*Exercise objective*. Lines that hold the word "Decrease" should be located and copied.

*Excerpted data*.

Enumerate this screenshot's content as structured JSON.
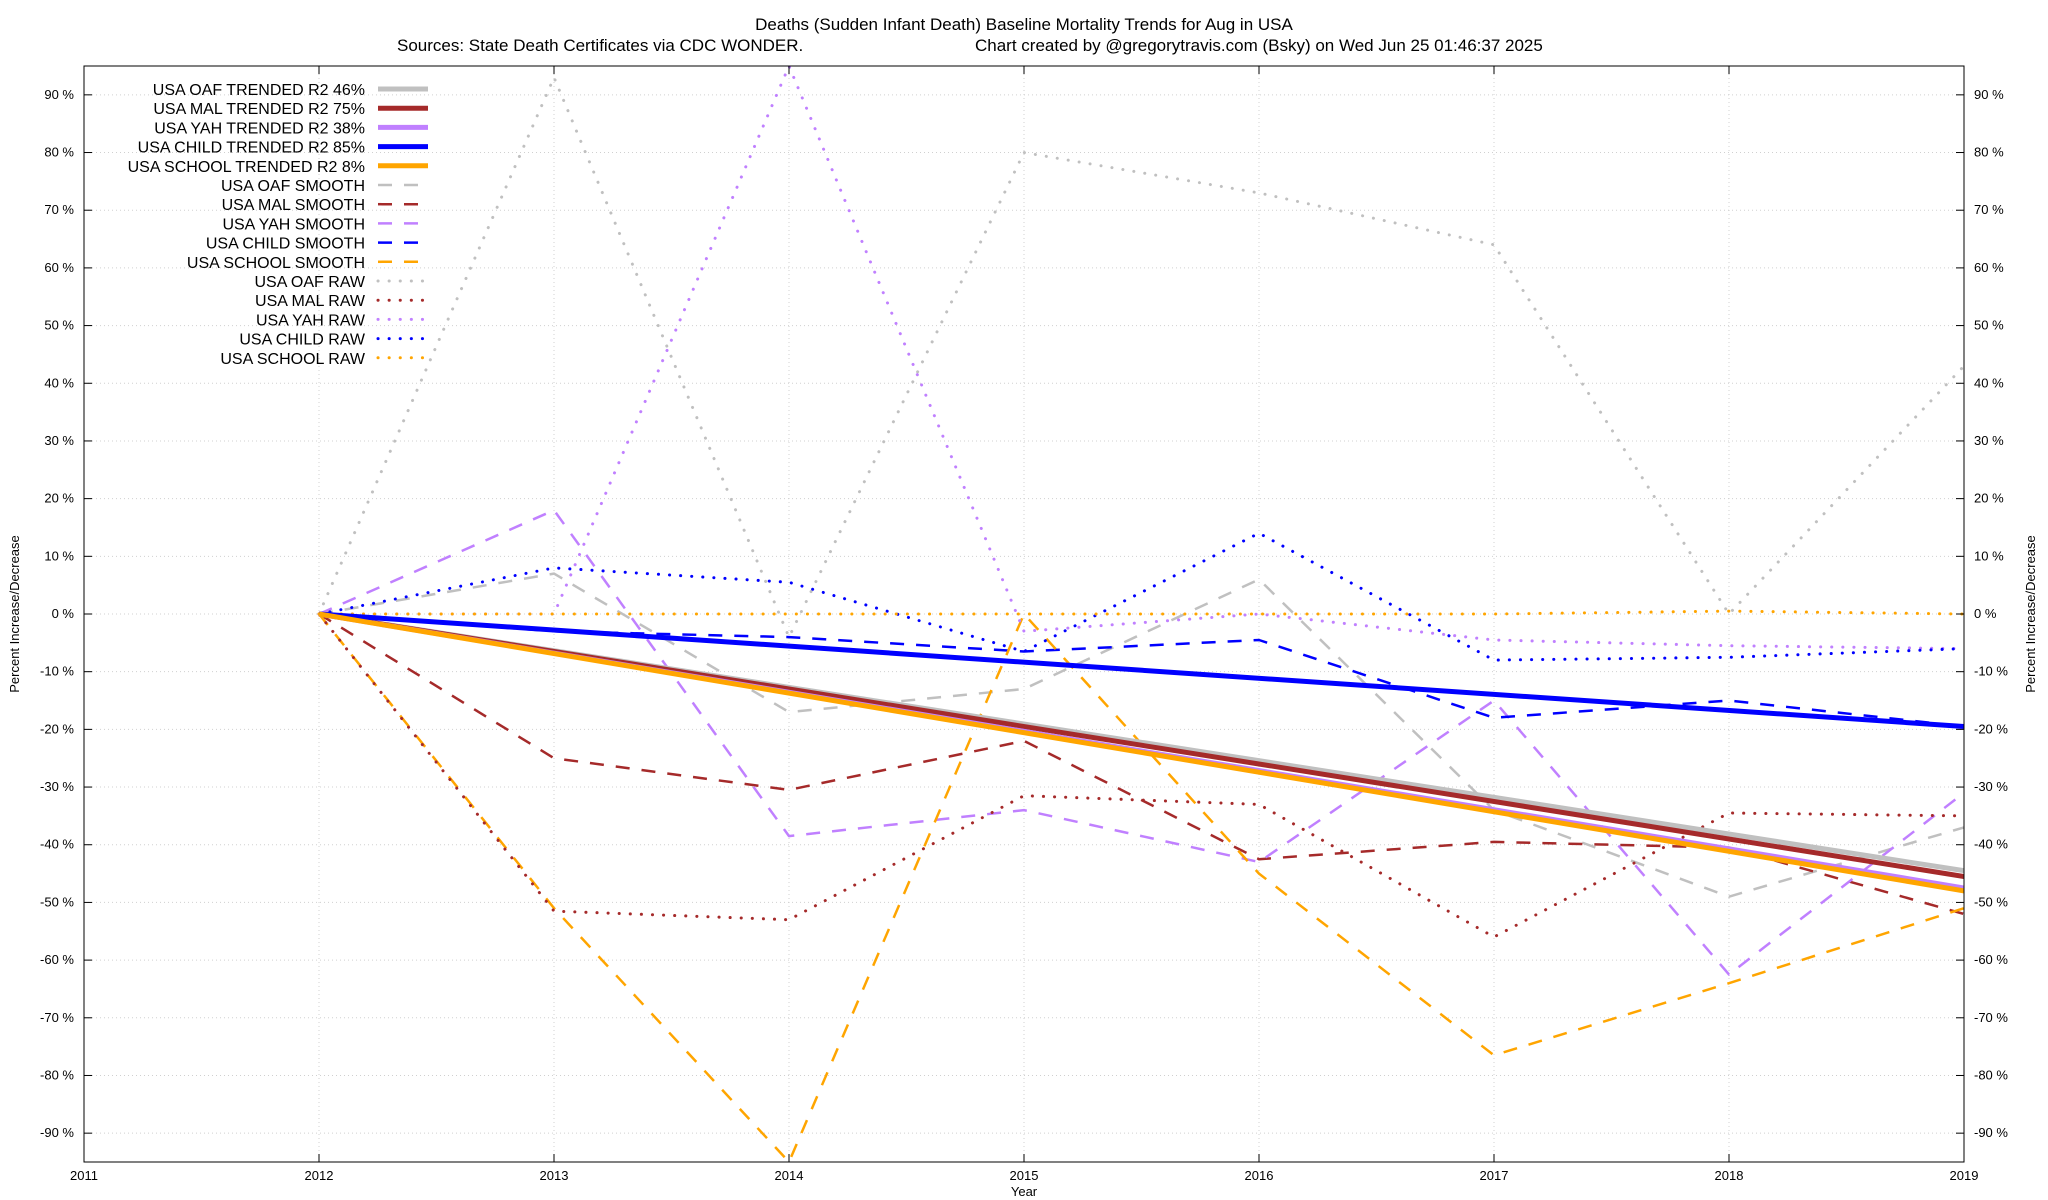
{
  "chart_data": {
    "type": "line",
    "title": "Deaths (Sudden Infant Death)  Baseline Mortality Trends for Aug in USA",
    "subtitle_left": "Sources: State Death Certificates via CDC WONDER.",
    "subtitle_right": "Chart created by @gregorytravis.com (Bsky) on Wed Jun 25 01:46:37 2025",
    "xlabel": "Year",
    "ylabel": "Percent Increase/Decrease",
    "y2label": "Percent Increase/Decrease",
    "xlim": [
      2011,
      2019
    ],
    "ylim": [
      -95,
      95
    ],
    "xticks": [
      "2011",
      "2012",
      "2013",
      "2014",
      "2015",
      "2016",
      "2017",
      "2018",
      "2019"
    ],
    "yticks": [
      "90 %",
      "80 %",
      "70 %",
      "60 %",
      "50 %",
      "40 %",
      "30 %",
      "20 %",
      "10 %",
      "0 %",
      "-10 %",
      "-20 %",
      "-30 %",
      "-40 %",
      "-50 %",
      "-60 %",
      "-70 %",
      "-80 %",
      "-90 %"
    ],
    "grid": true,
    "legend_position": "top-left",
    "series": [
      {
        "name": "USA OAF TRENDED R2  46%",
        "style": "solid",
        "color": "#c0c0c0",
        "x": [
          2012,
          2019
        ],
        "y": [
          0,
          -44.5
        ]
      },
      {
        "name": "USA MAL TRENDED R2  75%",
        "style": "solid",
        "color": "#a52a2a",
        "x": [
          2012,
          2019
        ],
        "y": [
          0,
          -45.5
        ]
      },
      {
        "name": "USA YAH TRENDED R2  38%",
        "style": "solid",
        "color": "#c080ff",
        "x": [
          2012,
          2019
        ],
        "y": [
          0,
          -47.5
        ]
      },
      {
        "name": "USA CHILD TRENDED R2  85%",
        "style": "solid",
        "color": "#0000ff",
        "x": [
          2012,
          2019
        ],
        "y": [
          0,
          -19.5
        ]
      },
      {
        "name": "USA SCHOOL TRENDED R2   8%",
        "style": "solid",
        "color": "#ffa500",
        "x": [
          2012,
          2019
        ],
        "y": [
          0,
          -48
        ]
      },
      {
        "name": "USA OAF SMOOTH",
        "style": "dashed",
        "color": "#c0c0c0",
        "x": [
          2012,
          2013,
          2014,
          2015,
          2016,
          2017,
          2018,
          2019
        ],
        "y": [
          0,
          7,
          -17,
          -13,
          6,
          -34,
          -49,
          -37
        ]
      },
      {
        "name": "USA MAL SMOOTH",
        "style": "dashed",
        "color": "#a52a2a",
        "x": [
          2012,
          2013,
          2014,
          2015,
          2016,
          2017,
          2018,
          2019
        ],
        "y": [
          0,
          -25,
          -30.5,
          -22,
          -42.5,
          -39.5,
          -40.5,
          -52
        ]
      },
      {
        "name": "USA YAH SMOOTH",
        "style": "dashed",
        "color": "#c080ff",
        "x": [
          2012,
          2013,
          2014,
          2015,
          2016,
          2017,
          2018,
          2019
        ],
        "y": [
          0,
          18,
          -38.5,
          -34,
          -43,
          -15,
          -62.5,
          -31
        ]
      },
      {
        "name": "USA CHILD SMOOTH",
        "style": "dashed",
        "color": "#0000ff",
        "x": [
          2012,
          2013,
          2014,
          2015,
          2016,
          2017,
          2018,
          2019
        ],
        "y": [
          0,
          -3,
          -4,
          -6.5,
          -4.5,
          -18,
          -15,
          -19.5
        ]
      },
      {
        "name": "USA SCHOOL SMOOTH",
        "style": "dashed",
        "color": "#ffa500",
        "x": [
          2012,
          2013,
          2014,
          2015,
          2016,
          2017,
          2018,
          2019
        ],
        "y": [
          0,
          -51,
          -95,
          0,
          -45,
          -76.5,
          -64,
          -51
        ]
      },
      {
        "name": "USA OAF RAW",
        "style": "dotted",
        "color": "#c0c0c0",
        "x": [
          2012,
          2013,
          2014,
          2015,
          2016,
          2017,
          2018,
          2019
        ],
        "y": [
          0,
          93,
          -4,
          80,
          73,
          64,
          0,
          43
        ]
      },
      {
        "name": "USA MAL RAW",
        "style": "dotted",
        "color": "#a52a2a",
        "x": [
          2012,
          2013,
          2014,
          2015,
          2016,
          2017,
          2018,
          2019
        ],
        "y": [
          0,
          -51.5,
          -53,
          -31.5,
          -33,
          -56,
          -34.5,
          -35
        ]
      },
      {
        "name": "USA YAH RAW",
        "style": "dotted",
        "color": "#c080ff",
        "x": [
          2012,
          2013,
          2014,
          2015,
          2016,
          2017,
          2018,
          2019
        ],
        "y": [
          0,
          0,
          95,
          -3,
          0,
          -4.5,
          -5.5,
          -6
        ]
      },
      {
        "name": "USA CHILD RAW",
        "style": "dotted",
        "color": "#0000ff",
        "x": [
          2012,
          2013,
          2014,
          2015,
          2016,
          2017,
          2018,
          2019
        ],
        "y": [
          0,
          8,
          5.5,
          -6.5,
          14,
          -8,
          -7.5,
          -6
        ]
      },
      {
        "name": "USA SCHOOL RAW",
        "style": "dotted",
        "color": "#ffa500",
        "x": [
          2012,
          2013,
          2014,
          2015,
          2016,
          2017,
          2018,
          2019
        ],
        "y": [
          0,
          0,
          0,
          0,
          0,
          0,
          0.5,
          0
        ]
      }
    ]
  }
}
==
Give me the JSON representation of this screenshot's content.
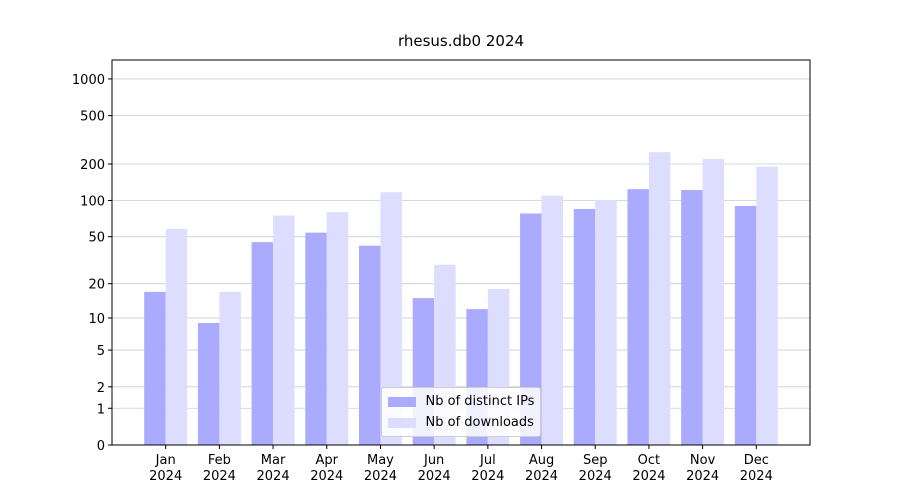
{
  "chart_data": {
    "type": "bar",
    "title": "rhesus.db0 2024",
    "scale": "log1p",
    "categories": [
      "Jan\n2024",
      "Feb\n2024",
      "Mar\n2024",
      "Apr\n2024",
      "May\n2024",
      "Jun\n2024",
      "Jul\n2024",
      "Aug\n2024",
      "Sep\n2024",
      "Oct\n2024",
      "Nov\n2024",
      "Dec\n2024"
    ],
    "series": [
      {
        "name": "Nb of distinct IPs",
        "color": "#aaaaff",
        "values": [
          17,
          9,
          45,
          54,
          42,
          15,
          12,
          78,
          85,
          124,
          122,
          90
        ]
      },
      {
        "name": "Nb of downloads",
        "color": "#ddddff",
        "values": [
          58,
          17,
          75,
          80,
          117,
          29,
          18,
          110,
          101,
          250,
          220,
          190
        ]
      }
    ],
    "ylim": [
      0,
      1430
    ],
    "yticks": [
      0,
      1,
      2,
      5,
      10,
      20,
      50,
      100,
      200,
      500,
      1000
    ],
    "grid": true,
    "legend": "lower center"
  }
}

*Task output*.
    "ylabel": "Percent Increase/Decrease",
    "y2label": "Percent Increase/Decrease",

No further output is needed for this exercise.